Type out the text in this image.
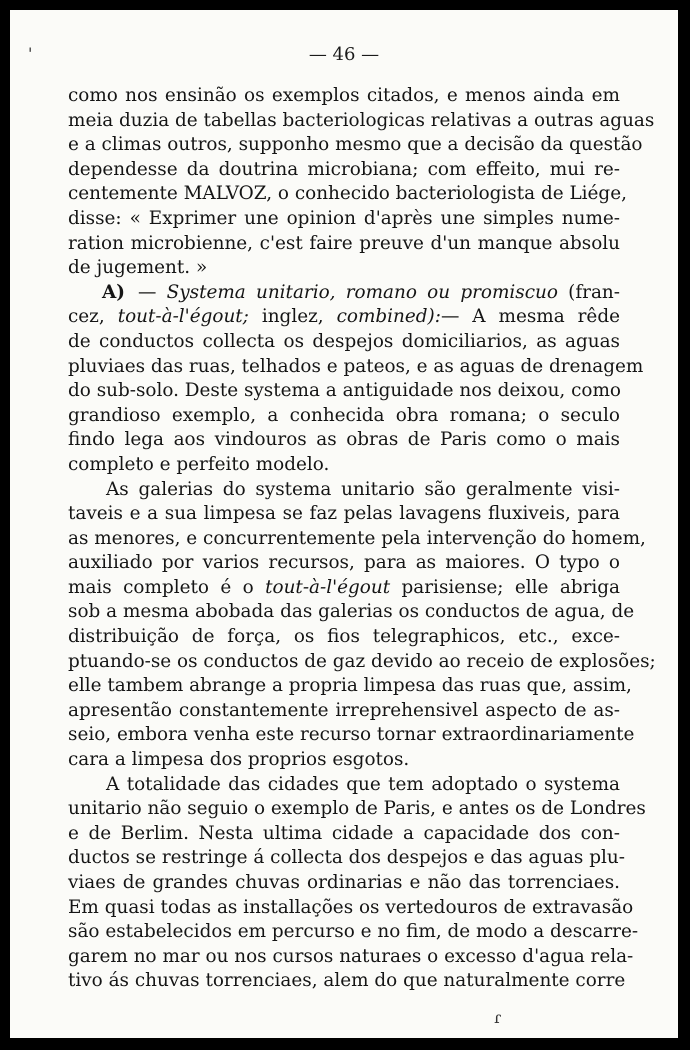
— 46 —
como nos ensinão os exemplos citados, e menos ainda em
meia duzia de tabellas bacteriologicas relativas a outras aguas
e a climas outros, supponho mesmo que a decisão da questão
dependesse da doutrina microbiana; com effeito, mui re-
centemente MALVOZ, o conhecido bacteriologista de Liége,
disse: « Exprimer une opinion d'après une simples nume-
ration microbienne, c'est faire preuve d'un manque absolu
de jugement. »
A) — Systema unitario, romano ou promiscuo (fran-
cez, tout-à-l'égout; inglez, combined):— A mesma rêde
de conductos collecta os despejos domiciliarios, as aguas
pluviaes das ruas, telhados e pateos, e as aguas de drenagem
do sub-solo. Deste systema a antiguidade nos deixou, como
grandioso exemplo, a conhecida obra romana; o seculo
findo lega aos vindouros as obras de Paris como o mais
completo e perfeito modelo.
As galerias do systema unitario são geralmente visi-
taveis e a sua limpesa se faz pelas lavagens fluxiveis, para
as menores, e concurrentemente pela intervenção do homem,
auxiliado por varios recursos, para as maiores. O typo o
mais completo é o tout-à-l'égout parisiense; elle abriga
sob a mesma abobada das galerias os conductos de agua, de
distribuição de força, os fios telegraphicos, etc., exce-
ptuando-se os conductos de gaz devido ao receio de explosões;
elle tambem abrange a propria limpesa das ruas que, assim,
apresentão constantemente irreprehensivel aspecto de as-
seio, embora venha este recurso tornar extraordinariamente
cara a limpesa dos proprios esgotos.
A totalidade das cidades que tem adoptado o systema
unitario não seguio o exemplo de Paris, e antes os de Londres
e de Berlim. Nesta ultima cidade a capacidade dos con-
ductos se restringe á collecta dos despejos e das aguas plu-
viaes de grandes chuvas ordinarias e não das torrenciaes.
Em quasi todas as installações os vertedouros de extravasão
são estabelecidos em percurso e no fim, de modo a descarre-
garem no mar ou nos cursos naturaes o excesso d'agua rela-
tivo ás chuvas torrenciaes, alem do que naturalmente corre
'
ɾ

[What you will do] Show all lines in the entries above where the string "limpesa" appears.

[Your solution]
taveis e a sua limpesa se faz pelas lavagens fluxiveis, para
elle tambem abrange a propria limpesa das ruas que, assim,
cara a limpesa dos proprios esgotos.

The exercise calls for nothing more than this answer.